STATED PROBLEM » Of all the lines in the records, how many hold the word "TORRENT"? Answer with the number only.

——

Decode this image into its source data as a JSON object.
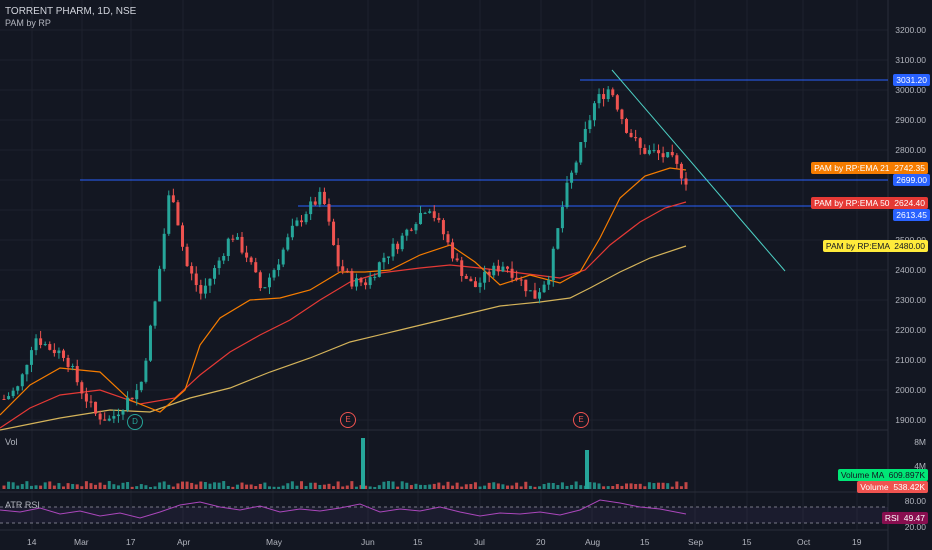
{
  "header": {
    "symbol": "TORRENT PHARM, 1D, NSE",
    "indicator": "PAM by RP"
  },
  "price_axis": [
    "3200.00",
    "3100.00",
    "3000.00",
    "2900.00",
    "2800.00",
    "2700.00",
    "2600.00",
    "2500.00",
    "2400.00",
    "2300.00",
    "2200.00",
    "2100.00",
    "2000.00",
    "1900.00"
  ],
  "volume_axis": [
    "8M",
    "4M"
  ],
  "rsi_axis": [
    "80.00",
    "20.00"
  ],
  "time_axis": [
    "14",
    "Mar",
    "17",
    "Apr",
    "May",
    "Jun",
    "15",
    "Jul",
    "20",
    "Aug",
    "15",
    "Sep",
    "15",
    "Oct",
    "19"
  ],
  "tags": {
    "level_3031": "3031.20",
    "ema21": "PAM by RP:EMA 21",
    "ema21_val": "2742.35",
    "level_2699": "2699.00",
    "ema50": "PAM by RP:EMA 50",
    "ema50_val": "2624.40",
    "level_2613": "2613.45",
    "ema": "PAM by RP:EMA",
    "ema_val": "2480.00",
    "volume_ma": "Volume MA",
    "volume_ma_val": "609.897K",
    "volume": "Volume",
    "volume_val": "538.42K",
    "rsi": "RSI",
    "rsi_val": "49.47"
  },
  "panes": {
    "volume": "Vol",
    "rsi": "ATR RSI"
  },
  "events": {
    "dividend": "D",
    "earnings": "E"
  },
  "colors": {
    "background": "#131722",
    "up": "#26a69a",
    "down": "#ef5350",
    "ema21": "#f57c00",
    "ema50": "#e53935",
    "ema_long": "#d4b35a",
    "hline": "#2962ff",
    "trend": "#4dd0c4",
    "rsi": "#9c27b0"
  },
  "chart_data": {
    "type": "candlestick",
    "title": "TORRENT PHARM, 1D, NSE",
    "y_range": [
      1880,
      3260
    ],
    "horizontal_levels": [
      3031.2,
      2699.0,
      2613.45
    ],
    "ema_last": {
      "EMA 21": 2742.35,
      "EMA 50": 2624.4,
      "EMA": 2480.0
    },
    "close_path": [
      [
        "Feb 14",
        1970
      ],
      [
        "Feb 20",
        2010
      ],
      [
        "Feb 25",
        2180
      ],
      [
        "Mar 1",
        2140
      ],
      [
        "Mar 8",
        2120
      ],
      [
        "Mar 12",
        2010
      ],
      [
        "Mar 17",
        1920
      ],
      [
        "Mar 22",
        1900
      ],
      [
        "Mar 26",
        1960
      ],
      [
        "Apr 1",
        2010
      ],
      [
        "Apr 5",
        2300
      ],
      [
        "Apr 7",
        2690
      ],
      [
        "Apr 9",
        2420
      ],
      [
        "Apr 14",
        2320
      ],
      [
        "Apr 19",
        2410
      ],
      [
        "Apr 23",
        2520
      ],
      [
        "Apr 28",
        2450
      ],
      [
        "May 3",
        2330
      ],
      [
        "May 7",
        2420
      ],
      [
        "May 12",
        2530
      ],
      [
        "May 18",
        2600
      ],
      [
        "May 21",
        2650
      ],
      [
        "May 24",
        2420
      ],
      [
        "May 28",
        2360
      ],
      [
        "Jun 3",
        2360
      ],
      [
        "Jun 7",
        2440
      ],
      [
        "Jun 11",
        2490
      ],
      [
        "Jun 15",
        2560
      ],
      [
        "Jun 20",
        2620
      ],
      [
        "Jun 24",
        2520
      ],
      [
        "Jun 29",
        2410
      ],
      [
        "Jul 5",
        2340
      ],
      [
        "Jul 12",
        2390
      ],
      [
        "Jul 17",
        2420
      ],
      [
        "Jul 21",
        2370
      ],
      [
        "Jul 26",
        2310
      ],
      [
        "Jul 29",
        2390
      ],
      [
        "Aug 1",
        2650
      ],
      [
        "Aug 3",
        2800
      ],
      [
        "Aug 5",
        2960
      ],
      [
        "Aug 8",
        3010
      ],
      [
        "Aug 10",
        2880
      ],
      [
        "Aug 15",
        2800
      ],
      [
        "Aug 20",
        2790
      ],
      [
        "Aug 24",
        2770
      ],
      [
        "Aug 27",
        2700
      ]
    ],
    "volume_last": 538420,
    "volume_ma_last": 609897,
    "rsi_last": 49.47
  }
}
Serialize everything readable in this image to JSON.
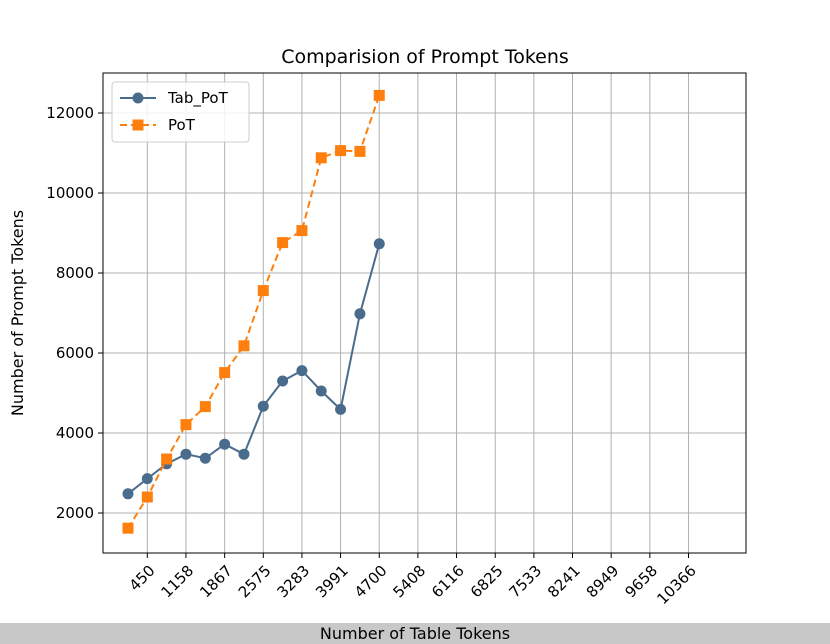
{
  "chart_data": {
    "type": "line",
    "title": "Comparision of Prompt Tokens",
    "xlabel": "Number of Table Tokens",
    "ylabel": "Number of Prompt Tokens",
    "x_ticks": [
      "450",
      "1158",
      "1867",
      "2575",
      "3283",
      "3991",
      "4700",
      "5408",
      "6116",
      "6825",
      "7533",
      "8241",
      "8949",
      "9658",
      "10366"
    ],
    "y_ticks": [
      "2000",
      "4000",
      "6000",
      "8000",
      "10000",
      "12000"
    ],
    "xlim": [
      -362,
      11420
    ],
    "ylim": [
      1000,
      13000
    ],
    "grid": true,
    "legend_position": "upper-left",
    "series": [
      {
        "name": "Tab_PoT",
        "color": "#4a6c8c",
        "marker": "circle",
        "linestyle": "solid",
        "x": [
          96,
          450,
          804,
          1158,
          1513,
          1867,
          2221,
          2575,
          2929,
          3283,
          3637,
          3991,
          4346,
          4700
        ],
        "values": [
          2480,
          2860,
          3230,
          3470,
          3370,
          3720,
          3470,
          4670,
          5300,
          5560,
          5050,
          4590,
          6980,
          8730
        ]
      },
      {
        "name": "PoT",
        "color": "#ff7f0e",
        "marker": "square",
        "linestyle": "dashed",
        "x": [
          96,
          450,
          804,
          1158,
          1513,
          1867,
          2221,
          2575,
          2929,
          3283,
          3637,
          3991,
          4346,
          4700
        ],
        "values": [
          1620,
          2400,
          3350,
          4210,
          4660,
          5510,
          6180,
          7560,
          8760,
          9060,
          10880,
          11060,
          11040,
          12440
        ]
      }
    ]
  }
}
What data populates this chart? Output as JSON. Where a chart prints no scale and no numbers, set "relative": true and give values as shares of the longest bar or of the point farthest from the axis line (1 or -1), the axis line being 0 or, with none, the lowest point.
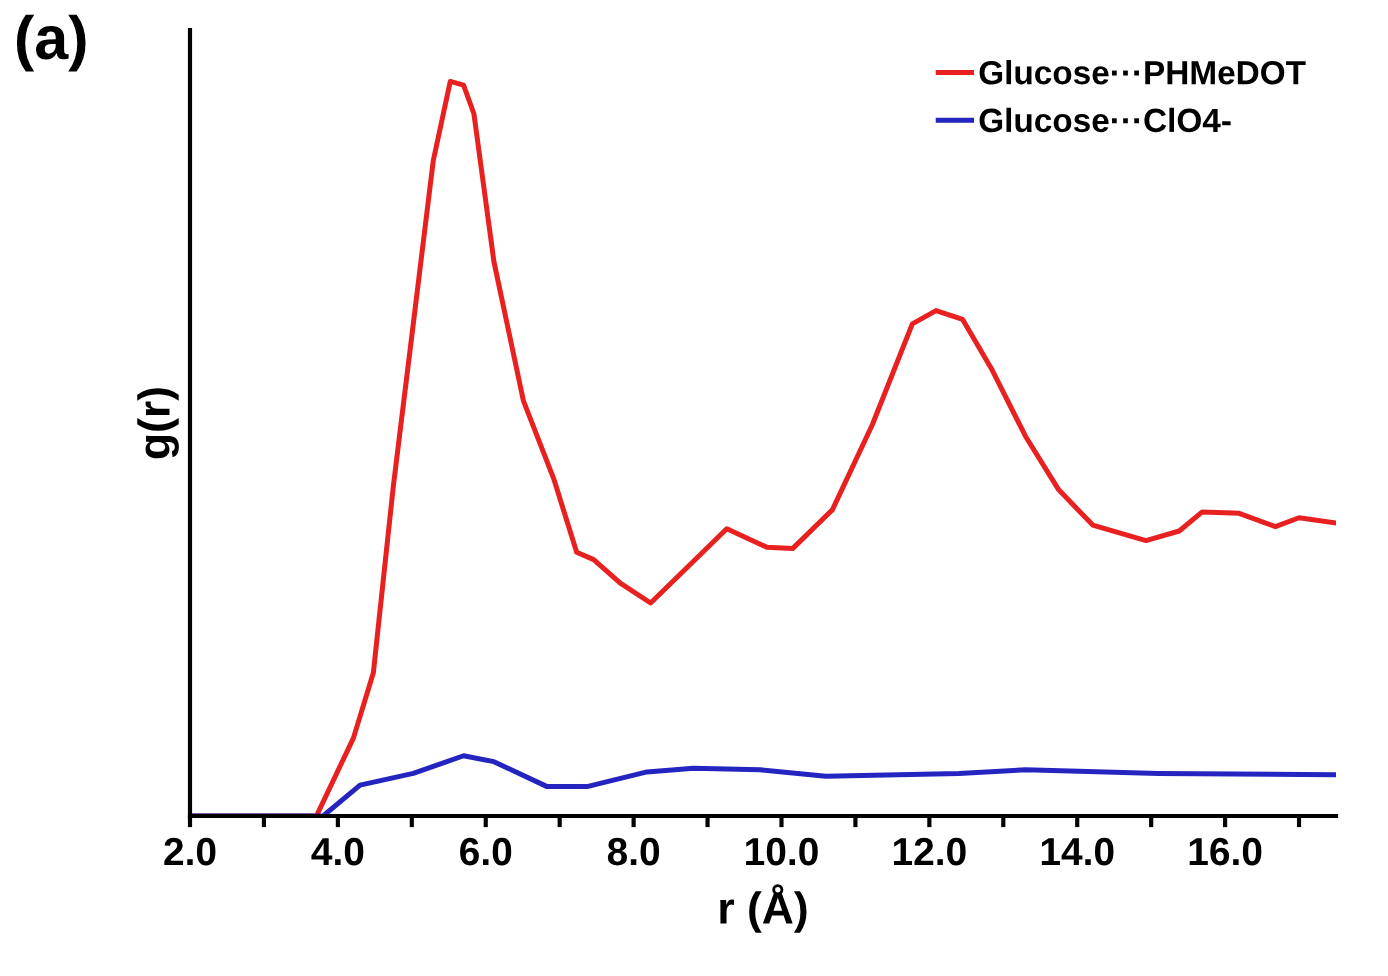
{
  "chart_data": {
    "type": "line",
    "relative": true,
    "xlabel": "r (Å)",
    "ylabel": "g(r)",
    "annotations": [
      "(a)"
    ],
    "legend": "top right",
    "grid": false,
    "xlim": [
      2,
      17.5
    ],
    "xticks": [
      {
        "value": 2,
        "label": "2.0"
      },
      {
        "value": 3,
        "label": null
      },
      {
        "value": 4,
        "label": "4.0"
      },
      {
        "value": 5,
        "label": null
      },
      {
        "value": 6,
        "label": "6.0"
      },
      {
        "value": 7,
        "label": null
      },
      {
        "value": 8,
        "label": "8.0"
      },
      {
        "value": 9,
        "label": null
      },
      {
        "value": 10,
        "label": "10.0"
      },
      {
        "value": 11,
        "label": null
      },
      {
        "value": 12,
        "label": "12.0"
      },
      {
        "value": 13,
        "label": null
      },
      {
        "value": 14,
        "label": "14.0"
      },
      {
        "value": 15,
        "label": null
      },
      {
        "value": 16,
        "label": "16.0"
      },
      {
        "value": 17,
        "label": null
      }
    ],
    "series": [
      {
        "name": "Glucose···PHMeDOT",
        "color": "#e82020",
        "x": [
          2.0,
          3.71,
          4.21,
          4.48,
          4.75,
          5.02,
          5.29,
          5.52,
          5.7,
          5.84,
          6.11,
          6.51,
          6.92,
          7.23,
          7.46,
          7.82,
          8.23,
          8.72,
          9.26,
          9.8,
          10.15,
          10.69,
          11.23,
          11.77,
          12.09,
          12.45,
          12.85,
          13.3,
          13.75,
          14.21,
          14.93,
          15.38,
          15.69,
          16.19,
          16.68,
          17.0,
          17.5
        ],
        "values": [
          0,
          0,
          0.106,
          0.195,
          0.449,
          0.67,
          0.892,
          1.0,
          0.995,
          0.956,
          0.755,
          0.565,
          0.459,
          0.359,
          0.349,
          0.317,
          0.29,
          0.338,
          0.391,
          0.366,
          0.364,
          0.417,
          0.533,
          0.67,
          0.688,
          0.676,
          0.607,
          0.517,
          0.444,
          0.396,
          0.375,
          0.388,
          0.414,
          0.412,
          0.394,
          0.406,
          0.399
        ]
      },
      {
        "name": "Glucose···ClO4-",
        "color": "#2424c0",
        "x": [
          2.0,
          3.8,
          4.3,
          5.02,
          5.7,
          6.11,
          6.83,
          7.37,
          8.18,
          8.81,
          9.71,
          10.6,
          12.4,
          13.3,
          15.1,
          17.5
        ],
        "values": [
          0,
          0,
          0.042,
          0.058,
          0.082,
          0.074,
          0.04,
          0.04,
          0.06,
          0.065,
          0.063,
          0.054,
          0.058,
          0.063,
          0.058,
          0.056
        ]
      }
    ]
  }
}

——

COMPLETED EXERCISE » 2